[EXCERPTED DATA]

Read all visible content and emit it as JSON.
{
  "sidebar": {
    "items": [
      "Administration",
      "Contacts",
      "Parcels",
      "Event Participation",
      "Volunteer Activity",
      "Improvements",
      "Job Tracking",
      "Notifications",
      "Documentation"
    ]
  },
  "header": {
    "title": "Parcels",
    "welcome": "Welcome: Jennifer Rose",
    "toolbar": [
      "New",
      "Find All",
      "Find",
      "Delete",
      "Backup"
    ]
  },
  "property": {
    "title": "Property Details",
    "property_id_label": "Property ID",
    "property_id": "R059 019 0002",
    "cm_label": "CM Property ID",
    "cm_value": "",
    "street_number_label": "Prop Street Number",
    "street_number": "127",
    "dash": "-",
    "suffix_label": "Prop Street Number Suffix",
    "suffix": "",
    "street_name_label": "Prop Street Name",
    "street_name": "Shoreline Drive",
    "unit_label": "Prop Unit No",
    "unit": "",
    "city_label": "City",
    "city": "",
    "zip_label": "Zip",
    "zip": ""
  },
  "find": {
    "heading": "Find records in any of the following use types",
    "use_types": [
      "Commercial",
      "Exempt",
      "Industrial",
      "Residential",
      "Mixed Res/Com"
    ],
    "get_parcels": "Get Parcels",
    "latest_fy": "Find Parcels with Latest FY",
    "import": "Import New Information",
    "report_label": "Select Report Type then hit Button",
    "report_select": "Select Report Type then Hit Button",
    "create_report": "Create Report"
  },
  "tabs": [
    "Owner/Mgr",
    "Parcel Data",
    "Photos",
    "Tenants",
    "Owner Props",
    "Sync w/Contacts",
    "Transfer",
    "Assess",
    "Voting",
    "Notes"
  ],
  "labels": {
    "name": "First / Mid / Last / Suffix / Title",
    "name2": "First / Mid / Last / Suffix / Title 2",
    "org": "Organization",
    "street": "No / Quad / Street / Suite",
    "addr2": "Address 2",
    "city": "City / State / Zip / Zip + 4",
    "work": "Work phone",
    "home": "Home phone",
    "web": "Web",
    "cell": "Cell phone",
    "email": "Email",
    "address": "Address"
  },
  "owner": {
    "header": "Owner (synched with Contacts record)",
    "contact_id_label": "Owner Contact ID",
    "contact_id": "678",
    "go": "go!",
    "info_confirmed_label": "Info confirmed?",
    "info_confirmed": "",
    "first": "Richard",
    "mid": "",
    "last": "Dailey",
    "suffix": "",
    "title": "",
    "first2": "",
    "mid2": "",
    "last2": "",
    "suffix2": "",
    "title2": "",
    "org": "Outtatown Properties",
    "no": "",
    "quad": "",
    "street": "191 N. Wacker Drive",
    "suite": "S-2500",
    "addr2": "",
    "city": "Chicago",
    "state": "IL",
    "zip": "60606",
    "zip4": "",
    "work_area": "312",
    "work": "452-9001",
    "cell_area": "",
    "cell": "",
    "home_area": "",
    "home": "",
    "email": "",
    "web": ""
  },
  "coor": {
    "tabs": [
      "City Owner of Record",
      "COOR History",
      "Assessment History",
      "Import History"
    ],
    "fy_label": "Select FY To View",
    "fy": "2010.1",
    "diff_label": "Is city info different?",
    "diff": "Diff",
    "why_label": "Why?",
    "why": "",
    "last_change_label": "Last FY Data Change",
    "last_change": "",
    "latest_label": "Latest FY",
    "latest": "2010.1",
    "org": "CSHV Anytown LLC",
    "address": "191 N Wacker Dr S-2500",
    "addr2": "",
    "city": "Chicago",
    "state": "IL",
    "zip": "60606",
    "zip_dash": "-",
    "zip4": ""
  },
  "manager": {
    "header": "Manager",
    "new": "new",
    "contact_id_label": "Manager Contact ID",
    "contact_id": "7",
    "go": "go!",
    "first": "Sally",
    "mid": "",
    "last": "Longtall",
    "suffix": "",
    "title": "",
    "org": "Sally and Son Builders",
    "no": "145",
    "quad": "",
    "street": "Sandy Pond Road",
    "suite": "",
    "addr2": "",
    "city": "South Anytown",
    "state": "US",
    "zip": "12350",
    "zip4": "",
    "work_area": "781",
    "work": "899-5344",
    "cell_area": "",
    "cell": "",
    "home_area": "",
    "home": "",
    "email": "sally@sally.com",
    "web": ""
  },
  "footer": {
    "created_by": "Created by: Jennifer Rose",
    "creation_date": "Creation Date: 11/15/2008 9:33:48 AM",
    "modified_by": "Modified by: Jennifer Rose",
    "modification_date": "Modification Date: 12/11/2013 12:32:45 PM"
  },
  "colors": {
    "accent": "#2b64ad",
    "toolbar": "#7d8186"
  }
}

[GIVEN EXERCISE]
Exactly as written, please output every entry.

[OUTPUT OF THE TASK]
Read all visible content and emit it as JSON.
{
  "sidebar": {
    "items": [
      "Administration",
      "Contacts",
      "Parcels",
      "Event Participation",
      "Volunteer Activity",
      "Improvements",
      "Job Tracking",
      "Notifications",
      "Documentation"
    ]
  },
  "header": {
    "title": "Parcels",
    "welcome": "Welcome: Jennifer Rose",
    "toolbar": [
      "New",
      "Find All",
      "Find",
      "Delete",
      "Backup"
    ]
  },
  "property": {
    "title": "Property Details",
    "property_id_label": "Property ID",
    "property_id": "R059 019 0002",
    "cm_label": "CM Property ID",
    "cm_value": "",
    "street_number_label": "Prop Street Number",
    "street_number": "127",
    "dash": "-",
    "suffix_label": "Prop Street Number Suffix",
    "suffix": "",
    "street_name_label": "Prop Street Name",
    "street_name": "Shoreline Drive",
    "unit_label": "Prop Unit No",
    "unit": "",
    "city_label": "City",
    "city": "",
    "zip_label": "Zip",
    "zip": ""
  },
  "find": {
    "heading": "Find records in any of the following use types",
    "use_types": [
      "Commercial",
      "Exempt",
      "Industrial",
      "Residential",
      "Mixed Res/Com"
    ],
    "get_parcels": "Get Parcels",
    "latest_fy": "Find Parcels with Latest FY",
    "import": "Import New Information",
    "report_label": "Select Report Type then hit Button",
    "report_select": "Select Report Type then Hit Button",
    "create_report": "Create Report"
  },
  "tabs": [
    "Owner/Mgr",
    "Parcel Data",
    "Photos",
    "Tenants",
    "Owner Props",
    "Sync w/Contacts",
    "Transfer",
    "Assess",
    "Voting",
    "Notes"
  ],
  "labels": {
    "name": "First / Mid / Last / Suffix / Title",
    "name2": "First / Mid / Last / Suffix / Title 2",
    "org": "Organization",
    "street": "No / Quad / Street / Suite",
    "addr2": "Address 2",
    "city": "City / State / Zip / Zip + 4",
    "work": "Work phone",
    "home": "Home phone",
    "web": "Web",
    "cell": "Cell phone",
    "email": "Email",
    "address": "Address"
  },
  "owner": {
    "header": "Owner (synched with Contacts record)",
    "contact_id_label": "Owner Contact ID",
    "contact_id": "678",
    "go": "go!",
    "info_confirmed_label": "Info confirmed?",
    "info_confirmed": "",
    "first": "Richard",
    "mid": "",
    "last": "Dailey",
    "suffix": "",
    "title": "",
    "first2": "",
    "mid2": "",
    "last2": "",
    "suffix2": "",
    "title2": "",
    "org": "Outtatown Properties",
    "no": "",
    "quad": "",
    "street": "191 N. Wacker Drive",
    "suite": "S-2500",
    "addr2": "",
    "city": "Chicago",
    "state": "IL",
    "zip": "60606",
    "zip4": "",
    "work_area": "312",
    "work": "452-9001",
    "cell_area": "",
    "cell": "",
    "home_area": "",
    "home": "",
    "email": "",
    "web": ""
  },
  "coor": {
    "tabs": [
      "City Owner of Record",
      "COOR History",
      "Assessment History",
      "Import History"
    ],
    "fy_label": "Select FY To View",
    "fy": "2010.1",
    "diff_label": "Is city info different?",
    "diff": "Diff",
    "why_label": "Why?",
    "why": "",
    "last_change_label": "Last FY Data Change",
    "last_change": "",
    "latest_label": "Latest FY",
    "latest": "2010.1",
    "org": "CSHV Anytown LLC",
    "address": "191 N Wacker Dr S-2500",
    "addr2": "",
    "city": "Chicago",
    "state": "IL",
    "zip": "60606",
    "zip_dash": "-",
    "zip4": ""
  },
  "manager": {
    "header": "Manager",
    "new": "new",
    "contact_id_label": "Manager Contact ID",
    "contact_id": "7",
    "go": "go!",
    "first": "Sally",
    "mid": "",
    "last": "Longtall",
    "suffix": "",
    "title": "",
    "org": "Sally and Son Builders",
    "no": "145",
    "quad": "",
    "street": "Sandy Pond Road",
    "suite": "",
    "addr2": "",
    "city": "South Anytown",
    "state": "US",
    "zip": "12350",
    "zip4": "",
    "work_area": "781",
    "work": "899-5344",
    "cell_area": "",
    "cell": "",
    "home_area": "",
    "home": "",
    "email": "sally@sally.com",
    "web": ""
  },
  "footer": {
    "created_by": "Created by: Jennifer Rose",
    "creation_date": "Creation Date: 11/15/2008 9:33:48 AM",
    "modified_by": "Modified by: Jennifer Rose",
    "modification_date": "Modification Date: 12/11/2013 12:32:45 PM"
  },
  "colors": {
    "accent": "#2b64ad",
    "toolbar": "#7d8186"
  }
}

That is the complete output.